TASK TO COMPLETE:
Convert the lines of the material below into a JSON list of strings, one string per line, with blank lines left out. Leave the pictures out of the answer.

EXTRACTED INFORMATION:
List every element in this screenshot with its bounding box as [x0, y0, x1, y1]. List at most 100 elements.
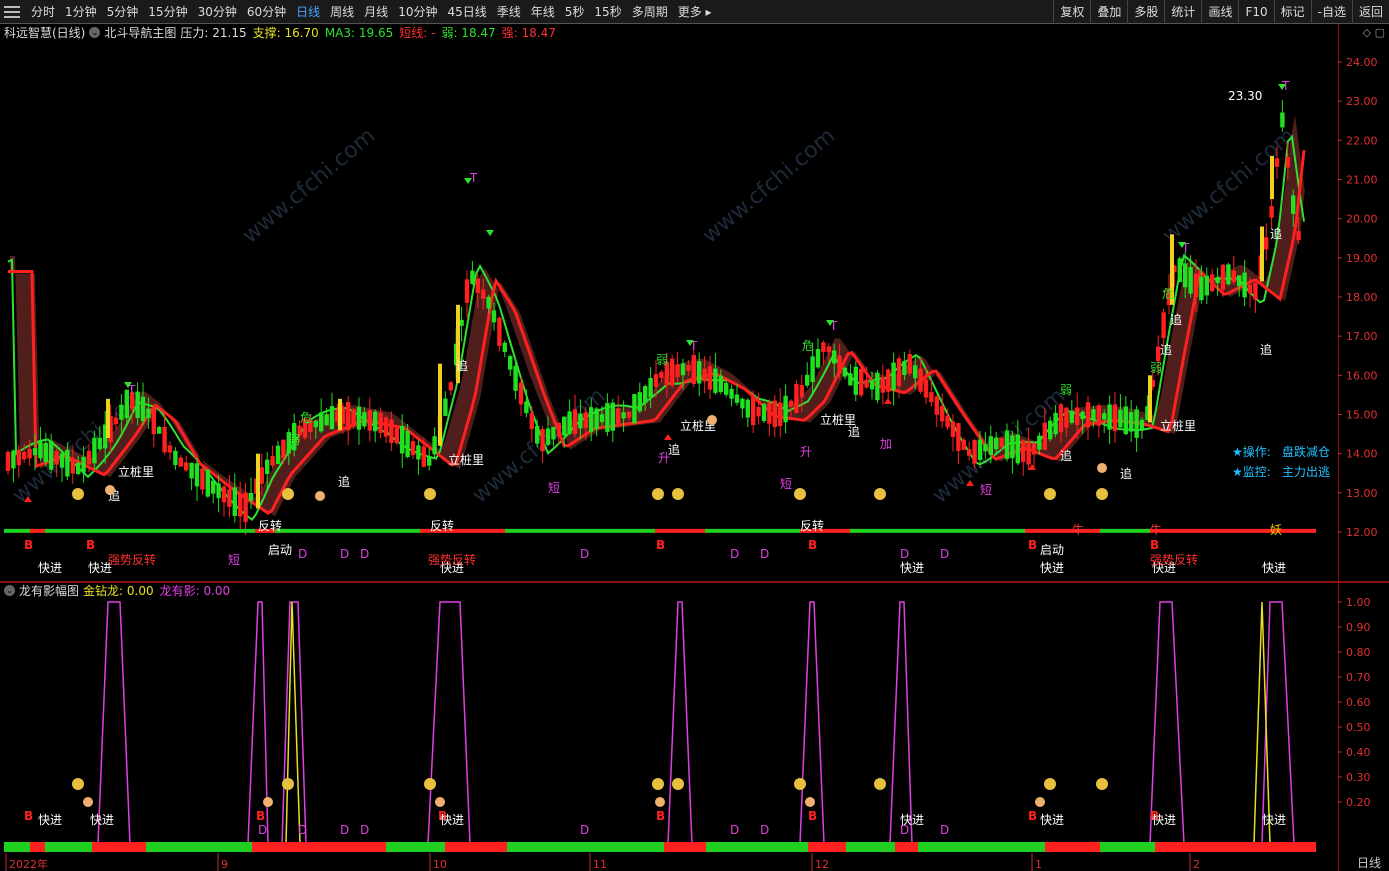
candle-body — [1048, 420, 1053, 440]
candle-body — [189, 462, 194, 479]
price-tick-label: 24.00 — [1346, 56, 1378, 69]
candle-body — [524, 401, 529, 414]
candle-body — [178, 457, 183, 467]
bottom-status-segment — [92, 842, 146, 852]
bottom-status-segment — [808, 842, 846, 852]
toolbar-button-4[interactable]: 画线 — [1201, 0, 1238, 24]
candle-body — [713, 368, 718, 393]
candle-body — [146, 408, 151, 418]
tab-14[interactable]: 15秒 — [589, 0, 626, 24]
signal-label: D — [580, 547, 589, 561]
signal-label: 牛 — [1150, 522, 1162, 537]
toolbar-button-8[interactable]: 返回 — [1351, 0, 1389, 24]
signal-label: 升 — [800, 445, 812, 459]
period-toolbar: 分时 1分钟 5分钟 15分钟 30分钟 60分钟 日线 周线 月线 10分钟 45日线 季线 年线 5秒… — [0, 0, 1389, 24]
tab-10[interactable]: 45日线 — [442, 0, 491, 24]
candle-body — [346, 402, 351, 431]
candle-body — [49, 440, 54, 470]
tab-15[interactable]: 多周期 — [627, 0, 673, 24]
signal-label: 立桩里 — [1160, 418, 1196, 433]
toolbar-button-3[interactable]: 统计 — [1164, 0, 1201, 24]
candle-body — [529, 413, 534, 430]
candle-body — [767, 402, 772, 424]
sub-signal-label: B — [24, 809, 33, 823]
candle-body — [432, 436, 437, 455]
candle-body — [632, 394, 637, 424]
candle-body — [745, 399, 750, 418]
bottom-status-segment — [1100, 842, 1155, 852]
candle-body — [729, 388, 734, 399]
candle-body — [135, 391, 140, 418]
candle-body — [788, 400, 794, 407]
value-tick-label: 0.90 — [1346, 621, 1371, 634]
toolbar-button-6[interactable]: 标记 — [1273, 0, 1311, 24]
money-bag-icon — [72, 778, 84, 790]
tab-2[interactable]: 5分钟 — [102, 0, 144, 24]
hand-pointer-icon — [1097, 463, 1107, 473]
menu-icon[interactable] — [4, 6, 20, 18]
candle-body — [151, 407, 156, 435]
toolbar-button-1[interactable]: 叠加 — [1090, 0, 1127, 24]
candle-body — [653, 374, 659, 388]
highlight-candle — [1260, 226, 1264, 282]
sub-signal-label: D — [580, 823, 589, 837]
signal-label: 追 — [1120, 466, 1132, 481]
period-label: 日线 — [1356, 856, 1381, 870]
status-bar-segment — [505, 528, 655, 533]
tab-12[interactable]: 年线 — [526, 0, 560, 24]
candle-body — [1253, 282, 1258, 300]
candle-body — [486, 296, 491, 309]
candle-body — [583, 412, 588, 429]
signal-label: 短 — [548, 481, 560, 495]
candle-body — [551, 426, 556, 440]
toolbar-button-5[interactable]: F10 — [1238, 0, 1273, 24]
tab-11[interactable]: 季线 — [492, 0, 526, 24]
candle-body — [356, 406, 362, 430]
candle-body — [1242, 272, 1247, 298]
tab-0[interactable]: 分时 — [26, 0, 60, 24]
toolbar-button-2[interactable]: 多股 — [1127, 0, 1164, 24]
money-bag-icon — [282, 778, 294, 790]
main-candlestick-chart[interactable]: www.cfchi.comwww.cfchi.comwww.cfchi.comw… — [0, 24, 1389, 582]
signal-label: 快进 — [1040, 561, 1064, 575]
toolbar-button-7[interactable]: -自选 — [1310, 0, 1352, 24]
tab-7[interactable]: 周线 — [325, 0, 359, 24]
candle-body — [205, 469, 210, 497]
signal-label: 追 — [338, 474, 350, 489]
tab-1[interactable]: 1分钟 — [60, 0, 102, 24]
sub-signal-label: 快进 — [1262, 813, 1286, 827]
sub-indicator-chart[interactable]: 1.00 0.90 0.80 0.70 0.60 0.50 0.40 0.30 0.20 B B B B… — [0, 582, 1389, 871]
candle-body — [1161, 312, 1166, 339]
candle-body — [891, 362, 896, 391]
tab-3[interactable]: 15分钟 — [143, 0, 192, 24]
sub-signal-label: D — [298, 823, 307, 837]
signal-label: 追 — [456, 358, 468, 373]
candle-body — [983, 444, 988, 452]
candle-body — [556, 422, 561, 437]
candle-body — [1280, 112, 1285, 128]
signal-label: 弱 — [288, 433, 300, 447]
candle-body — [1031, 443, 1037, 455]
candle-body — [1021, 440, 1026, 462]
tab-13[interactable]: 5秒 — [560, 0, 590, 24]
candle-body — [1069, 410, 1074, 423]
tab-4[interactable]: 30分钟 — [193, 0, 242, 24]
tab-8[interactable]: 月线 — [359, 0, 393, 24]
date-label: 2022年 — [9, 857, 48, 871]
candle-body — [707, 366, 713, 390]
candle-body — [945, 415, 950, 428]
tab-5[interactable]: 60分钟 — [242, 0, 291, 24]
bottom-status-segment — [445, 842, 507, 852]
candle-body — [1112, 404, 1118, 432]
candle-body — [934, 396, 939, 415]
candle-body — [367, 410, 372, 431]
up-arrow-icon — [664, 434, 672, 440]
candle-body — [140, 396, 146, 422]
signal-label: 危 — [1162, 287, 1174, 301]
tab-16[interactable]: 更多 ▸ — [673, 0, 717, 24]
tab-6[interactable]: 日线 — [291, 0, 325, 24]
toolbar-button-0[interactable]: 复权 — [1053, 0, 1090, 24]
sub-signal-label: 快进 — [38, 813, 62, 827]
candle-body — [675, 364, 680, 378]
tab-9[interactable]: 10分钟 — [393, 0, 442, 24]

THE OUTPUT:
[
  "List every element in this screenshot with its bounding box as [x0, y0, x1, y1]. List at most 100 elements.",
  "candle-body — [1048, 420, 1053, 440]",
  "candle-body — [189, 462, 194, 479]",
  "price-tick-label: 24.00 — [1346, 56, 1378, 69]",
  "candle-body — [524, 401, 529, 414]",
  "candle-body — [178, 457, 183, 467]",
  "bottom-status-segment — [92, 842, 146, 852]",
  "bottom-status-segment — [808, 842, 846, 852]",
  "toolbar-button-4[interactable]: 画线 — [1201, 0, 1238, 24]",
  "candle-body — [713, 368, 718, 393]",
  "candle-body — [146, 408, 151, 418]",
  "tab-14[interactable]: 15秒 — [589, 0, 626, 24]",
  "signal-label: D — [580, 547, 589, 561]",
  "signal-label: 牛 — [1150, 522, 1162, 537]",
  "toolbar-button-8[interactable]: 返回 — [1351, 0, 1389, 24]",
  "signal-label: 升 — [800, 445, 812, 459]",
  "period-toolbar: 分时 1分钟 5分钟 15分钟 30分钟 60分钟 日线 周线 月线 10分钟 45日线 季线 年线 5秒… — [0, 0, 1389, 24]",
  "tab-10[interactable]: 45日线 — [442, 0, 491, 24]",
  "candle-body — [346, 402, 351, 431]",
  "candle-body — [49, 440, 54, 470]",
  "tab-15[interactable]: 多周期 — [627, 0, 673, 24]",
  "signal-label: 立桩里 — [1160, 418, 1196, 433]",
  "toolbar-button-3[interactable]: 统计 — [1164, 0, 1201, 24]",
  "candle-body — [529, 413, 534, 430]",
  "candle-body — [767, 402, 772, 424]",
  "sub-signal-label: B — [24, 809, 33, 823]",
  "candle-body — [432, 436, 437, 455]",
  "candle-body — [632, 394, 637, 424]",
  "candle-body — [745, 399, 750, 418]",
  "bottom-status-segment — [1100, 842, 1155, 852]",
  "candle-body — [729, 388, 734, 399]",
  "candle-body — [135, 391, 140, 418]",
  "candle-body — [788, 400, 794, 407]",
  "value-tick-label: 0.90 — [1346, 621, 1371, 634]",
  "toolbar-button-6[interactable]: 标记 — [1273, 0, 1311, 24]",
  "money-bag-icon — [72, 778, 84, 790]",
  "tab-2[interactable]: 5分钟 — [102, 0, 144, 24]",
  "hand-pointer-icon — [1097, 463, 1107, 473]",
  "menu-icon[interactable] — [4, 6, 20, 18]",
  "candle-body — [151, 407, 156, 435]",
  "toolbar-button-1[interactable]: 叠加 — [1090, 0, 1127, 24]",
  "candle-body — [653, 374, 659, 388]",
  "highlight-candle — [1260, 226, 1264, 282]",
  "sub-signal-label: D — [580, 823, 589, 837]",
  "signal-label: 追 — [1120, 466, 1132, 481]",
  "period-label: 日线 — [1356, 856, 1381, 870]",
  "status-bar-segment — [505, 528, 655, 533]",
  "tab-12[interactable]: 年线 — [526, 0, 560, 24]",
  "candle-body — [1253, 282, 1258, 300]",
  "candle-body — [486, 296, 491, 309]",
  "candle-body — [583, 412, 588, 429]",
  "signal-label: 短 — [548, 481, 560, 495]",
  "candle-body — [551, 426, 556, 440]",
  "toolbar-button-5[interactable]: F10 — [1238, 0, 1273, 24]",
  "tab-11[interactable]: 季线 — [492, 0, 526, 24]",
  "candle-body — [356, 406, 362, 430]",
  "candle-body — [1242, 272, 1247, 298]",
  "tab-0[interactable]: 分时 — [26, 0, 60, 24]",
  "toolbar-button-2[interactable]: 多股 — [1127, 0, 1164, 24]",
  "money-bag-icon — [282, 778, 294, 790]",
  "main-candlestick-chart[interactable]: www.cfchi.comwww.cfchi.comwww.cfchi.comw… — [0, 24, 1389, 582]",
  "signal-label: 快进 — [1040, 561, 1064, 575]",
  "toolbar-button-7[interactable]: -自选 — [1310, 0, 1352, 24]",
  "tab-7[interactable]: 周线 — [325, 0, 359, 24]",
  "candle-body — [205, 469, 210, 497]",
  "signal-label: 追 — [338, 474, 350, 489]",
  "tab-1[interactable]: 1分钟 — [60, 0, 102, 24]",
  "sub-signal-label: 快进 — [1262, 813, 1286, 827]",
  "sub-indicator-chart[interactable]: 1.00 0.90 0.80 0.70 0.60 0.50 0.40 0.30 0.20 B B B B… — [0, 582, 1389, 871]",
  "candle-body — [1161, 312, 1166, 339]",
  "candle-body — [891, 362, 896, 391]",
  "tab-3[interactable]: 15分钟 — [143, 0, 192, 24]",
  "sub-signal-label: D — [298, 823, 307, 837]",
  "signal-label: 追 — [456, 358, 468, 373]",
  "candle-body — [983, 444, 988, 452]",
  "candle-body — [556, 422, 561, 437]",
  "candle-body — [1280, 112, 1285, 128]",
  "signal-label: 弱 — [288, 433, 300, 447]",
  "candle-body — [1031, 443, 1037, 455]",
  "candle-body — [1021, 440, 1026, 462]",
  "tab-13[interactable]: 5秒 — [560, 0, 590, 24]",
  "candle-body — [1069, 410, 1074, 423]",
  "tab-4[interactable]: 30分钟 — [193, 0, 242, 24]",
  "tab-8[interactable]: 月线 — [359, 0, 393, 24]",
  "date-label: 2022年 — [9, 857, 48, 871]",
  "candle-body — [707, 366, 713, 390]",
  "candle-body — [945, 415, 950, 428]",
  "tab-5[interactable]: 60分钟 — [242, 0, 291, 24]",
  "bottom-status-segment — [445, 842, 507, 852]",
  "candle-body — [1112, 404, 1118, 432]",
  "candle-body — [934, 396, 939, 415]",
  "candle-body — [367, 410, 372, 431]",
  "up-arrow-icon — [664, 434, 672, 440]",
  "candle-body — [140, 396, 146, 422]",
  "signal-label: 危 — [1162, 287, 1174, 301]",
  "tab-16[interactable]: 更多 ▸ — [673, 0, 717, 24]",
  "tab-6[interactable]: 日线 — [291, 0, 325, 24]",
  "toolbar-button-0[interactable]: 复权 — [1053, 0, 1090, 24]",
  "sub-signal-label: 快进 — [38, 813, 62, 827]",
  "candle-body — [675, 364, 680, 378]",
  "tab-9[interactable]: 10分钟 — [393, 0, 442, 24]"
]